Task:
Write out every entry exactly as given, but omit the pictures.
▶
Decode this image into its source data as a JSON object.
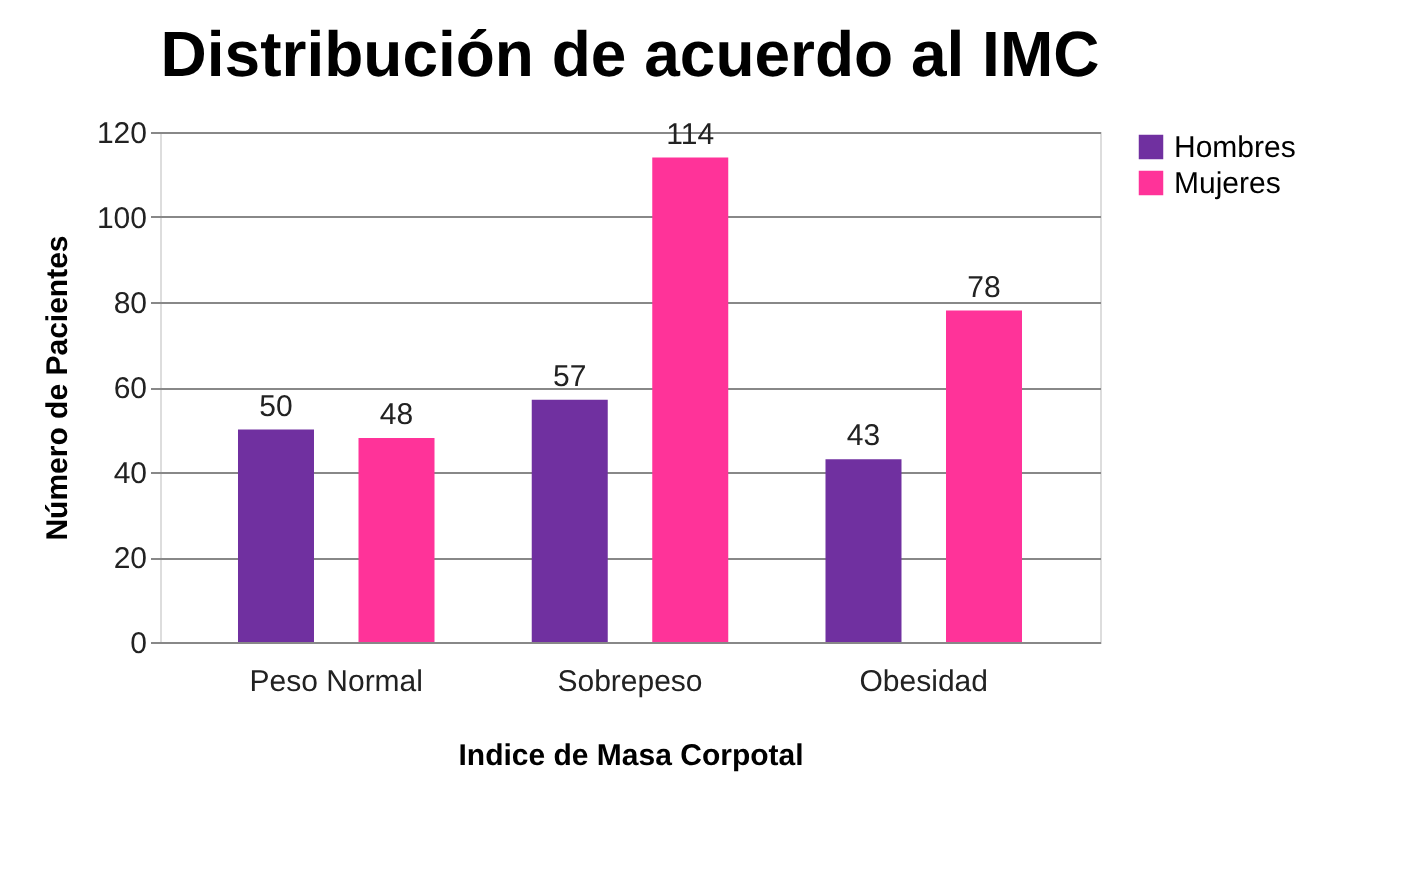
{
  "chart_data": {
    "type": "bar",
    "title": "Distribución de acuerdo al IMC",
    "xlabel": "Indice de Masa Corpotal",
    "ylabel": "Número de Pacientes",
    "categories": [
      "Peso Normal",
      "Sobrepeso",
      "Obesidad"
    ],
    "series": [
      {
        "name": "Hombres",
        "color": "#7030a0",
        "values": [
          50,
          57,
          43
        ]
      },
      {
        "name": "Mujeres",
        "color": "#ff3399",
        "values": [
          48,
          114,
          78
        ]
      }
    ],
    "ylim": [
      0,
      120
    ],
    "yticks": [
      0,
      20,
      40,
      60,
      80,
      100,
      120
    ],
    "grid": "y",
    "legend": "right",
    "data_labels": true
  }
}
◀
Final result:
Decode this image into its source data as a JSON object.
{
  "chart_data": {
    "type": "bar",
    "title": "Distribución de acuerdo al IMC",
    "xlabel": "Indice de Masa Corpotal",
    "ylabel": "Número de Pacientes",
    "categories": [
      "Peso Normal",
      "Sobrepeso",
      "Obesidad"
    ],
    "series": [
      {
        "name": "Hombres",
        "color": "#7030a0",
        "values": [
          50,
          57,
          43
        ]
      },
      {
        "name": "Mujeres",
        "color": "#ff3399",
        "values": [
          48,
          114,
          78
        ]
      }
    ],
    "ylim": [
      0,
      120
    ],
    "yticks": [
      0,
      20,
      40,
      60,
      80,
      100,
      120
    ],
    "grid": "y",
    "legend": "right",
    "data_labels": true
  }
}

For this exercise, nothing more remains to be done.